### DIRECTIONS:
Translate this sentence from the GDPR compliance passage into Spanish: "I recommend checking with your plugin developers to see if the plugins are complying."

EU GDPR Compliance
The New EU GDPR Compliance Law have websites scrambling to update the way they collect, store and use website visitor information. As an American business with a website online, you might be surprised to find that the new European Law will affect your business. Because the law governs the collection of personal data in Europe, parts of this law can do damage to your business if you don’t bring your website into compliance.
The EU my not be able to collect any fines issued to your company but they can ban your website from all EU Countries. I am not a lawyer, so I cannot tell you anything other than, the EU can block your website. They can levy fines, but I do not know if any US Court would enforce it.
I think it is only good business to compile with this new issue. If you are using a website running the current version of WordPress, you are already in compliance with the software part of this law. I recommend checking with your plugin developers to see if the plugins are complying. A few plugins I recommend that I know are in compliance are; WooCommerce, SEO Yoast, WPForms and MonsterInsights.

Document understanding data
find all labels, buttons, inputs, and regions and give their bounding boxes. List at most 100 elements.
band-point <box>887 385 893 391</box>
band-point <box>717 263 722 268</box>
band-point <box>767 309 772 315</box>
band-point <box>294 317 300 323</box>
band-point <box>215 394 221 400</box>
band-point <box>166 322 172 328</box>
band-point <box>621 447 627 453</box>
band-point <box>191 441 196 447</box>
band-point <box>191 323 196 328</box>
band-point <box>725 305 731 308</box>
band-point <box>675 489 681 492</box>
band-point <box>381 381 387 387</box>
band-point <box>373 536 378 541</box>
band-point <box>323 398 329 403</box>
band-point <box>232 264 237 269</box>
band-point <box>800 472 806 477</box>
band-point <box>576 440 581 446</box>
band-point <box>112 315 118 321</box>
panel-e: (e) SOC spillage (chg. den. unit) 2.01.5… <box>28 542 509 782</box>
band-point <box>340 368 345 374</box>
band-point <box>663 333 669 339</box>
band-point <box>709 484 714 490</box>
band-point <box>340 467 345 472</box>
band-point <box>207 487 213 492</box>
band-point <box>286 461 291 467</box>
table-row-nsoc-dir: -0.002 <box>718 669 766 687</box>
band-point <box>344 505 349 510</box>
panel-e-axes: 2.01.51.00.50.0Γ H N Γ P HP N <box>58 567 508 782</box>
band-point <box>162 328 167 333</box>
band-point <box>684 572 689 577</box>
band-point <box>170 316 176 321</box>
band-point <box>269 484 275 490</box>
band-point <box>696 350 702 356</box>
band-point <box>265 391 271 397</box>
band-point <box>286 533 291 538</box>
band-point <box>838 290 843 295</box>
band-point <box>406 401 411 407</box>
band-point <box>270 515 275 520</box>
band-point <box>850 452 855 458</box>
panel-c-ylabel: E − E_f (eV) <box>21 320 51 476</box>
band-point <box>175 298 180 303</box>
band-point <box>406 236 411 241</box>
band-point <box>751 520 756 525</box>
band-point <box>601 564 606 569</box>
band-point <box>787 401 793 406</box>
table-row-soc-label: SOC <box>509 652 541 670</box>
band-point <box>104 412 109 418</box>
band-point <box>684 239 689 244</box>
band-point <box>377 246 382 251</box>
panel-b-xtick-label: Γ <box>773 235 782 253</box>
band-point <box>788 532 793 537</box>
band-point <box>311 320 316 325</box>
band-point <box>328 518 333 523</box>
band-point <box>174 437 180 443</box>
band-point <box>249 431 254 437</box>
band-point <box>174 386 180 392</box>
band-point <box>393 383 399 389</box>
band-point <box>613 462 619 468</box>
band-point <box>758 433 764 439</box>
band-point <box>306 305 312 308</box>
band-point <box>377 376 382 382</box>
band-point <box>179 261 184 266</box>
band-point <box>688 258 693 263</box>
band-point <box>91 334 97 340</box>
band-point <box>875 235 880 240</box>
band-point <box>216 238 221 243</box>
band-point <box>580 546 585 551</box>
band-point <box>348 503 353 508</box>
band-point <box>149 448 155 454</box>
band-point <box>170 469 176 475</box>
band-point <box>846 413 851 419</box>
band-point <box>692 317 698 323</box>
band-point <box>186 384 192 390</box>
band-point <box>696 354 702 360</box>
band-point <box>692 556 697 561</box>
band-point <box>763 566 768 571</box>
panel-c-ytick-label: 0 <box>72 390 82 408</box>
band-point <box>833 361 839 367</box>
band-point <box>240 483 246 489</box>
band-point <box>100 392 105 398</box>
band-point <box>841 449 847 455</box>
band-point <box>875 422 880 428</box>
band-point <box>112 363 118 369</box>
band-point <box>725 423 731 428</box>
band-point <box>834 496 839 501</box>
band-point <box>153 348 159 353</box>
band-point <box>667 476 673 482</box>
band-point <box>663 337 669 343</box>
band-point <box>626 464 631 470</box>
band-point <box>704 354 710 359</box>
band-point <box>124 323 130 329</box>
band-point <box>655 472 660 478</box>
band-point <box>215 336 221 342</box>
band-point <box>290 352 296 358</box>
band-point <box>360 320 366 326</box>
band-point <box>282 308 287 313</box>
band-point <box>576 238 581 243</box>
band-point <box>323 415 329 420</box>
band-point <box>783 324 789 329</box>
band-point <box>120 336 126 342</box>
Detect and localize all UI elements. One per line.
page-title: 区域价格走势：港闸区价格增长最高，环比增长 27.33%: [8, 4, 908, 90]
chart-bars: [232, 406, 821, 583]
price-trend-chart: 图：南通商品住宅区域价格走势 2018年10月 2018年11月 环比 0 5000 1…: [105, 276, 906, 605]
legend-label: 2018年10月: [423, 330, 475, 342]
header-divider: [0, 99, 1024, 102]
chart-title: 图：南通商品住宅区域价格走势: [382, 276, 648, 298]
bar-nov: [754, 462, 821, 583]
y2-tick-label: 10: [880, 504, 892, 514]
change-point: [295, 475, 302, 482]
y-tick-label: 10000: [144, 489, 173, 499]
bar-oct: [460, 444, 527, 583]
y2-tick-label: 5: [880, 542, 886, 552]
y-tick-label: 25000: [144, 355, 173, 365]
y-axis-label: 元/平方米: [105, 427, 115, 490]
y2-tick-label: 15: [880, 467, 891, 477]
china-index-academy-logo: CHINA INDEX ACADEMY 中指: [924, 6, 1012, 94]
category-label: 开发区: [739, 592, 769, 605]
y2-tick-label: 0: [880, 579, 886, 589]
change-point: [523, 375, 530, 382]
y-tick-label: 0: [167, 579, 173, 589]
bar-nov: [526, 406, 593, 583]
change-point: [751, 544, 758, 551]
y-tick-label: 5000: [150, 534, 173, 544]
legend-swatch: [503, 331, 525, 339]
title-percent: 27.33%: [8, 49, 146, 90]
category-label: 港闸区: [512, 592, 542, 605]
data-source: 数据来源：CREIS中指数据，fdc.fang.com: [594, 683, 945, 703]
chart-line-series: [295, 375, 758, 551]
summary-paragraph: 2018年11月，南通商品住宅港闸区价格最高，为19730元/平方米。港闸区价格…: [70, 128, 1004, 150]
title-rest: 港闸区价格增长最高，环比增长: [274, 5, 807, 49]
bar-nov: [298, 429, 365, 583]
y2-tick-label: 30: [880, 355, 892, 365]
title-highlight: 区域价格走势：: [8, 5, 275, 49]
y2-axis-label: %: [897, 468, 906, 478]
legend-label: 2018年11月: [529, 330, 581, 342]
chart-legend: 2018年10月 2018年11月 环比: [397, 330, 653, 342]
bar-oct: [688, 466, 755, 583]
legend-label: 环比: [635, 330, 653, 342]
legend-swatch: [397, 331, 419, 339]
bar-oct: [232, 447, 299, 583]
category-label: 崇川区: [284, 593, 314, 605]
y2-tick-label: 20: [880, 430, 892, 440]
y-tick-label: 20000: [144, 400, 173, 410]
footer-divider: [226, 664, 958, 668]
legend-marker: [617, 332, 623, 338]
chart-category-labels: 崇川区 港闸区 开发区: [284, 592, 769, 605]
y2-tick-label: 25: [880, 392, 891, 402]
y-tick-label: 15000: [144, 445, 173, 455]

### ANSWER BELOW:
Recomiendo consultar con los desarrolladores de sus plugins para comprobar si los plugins están cumpliendo.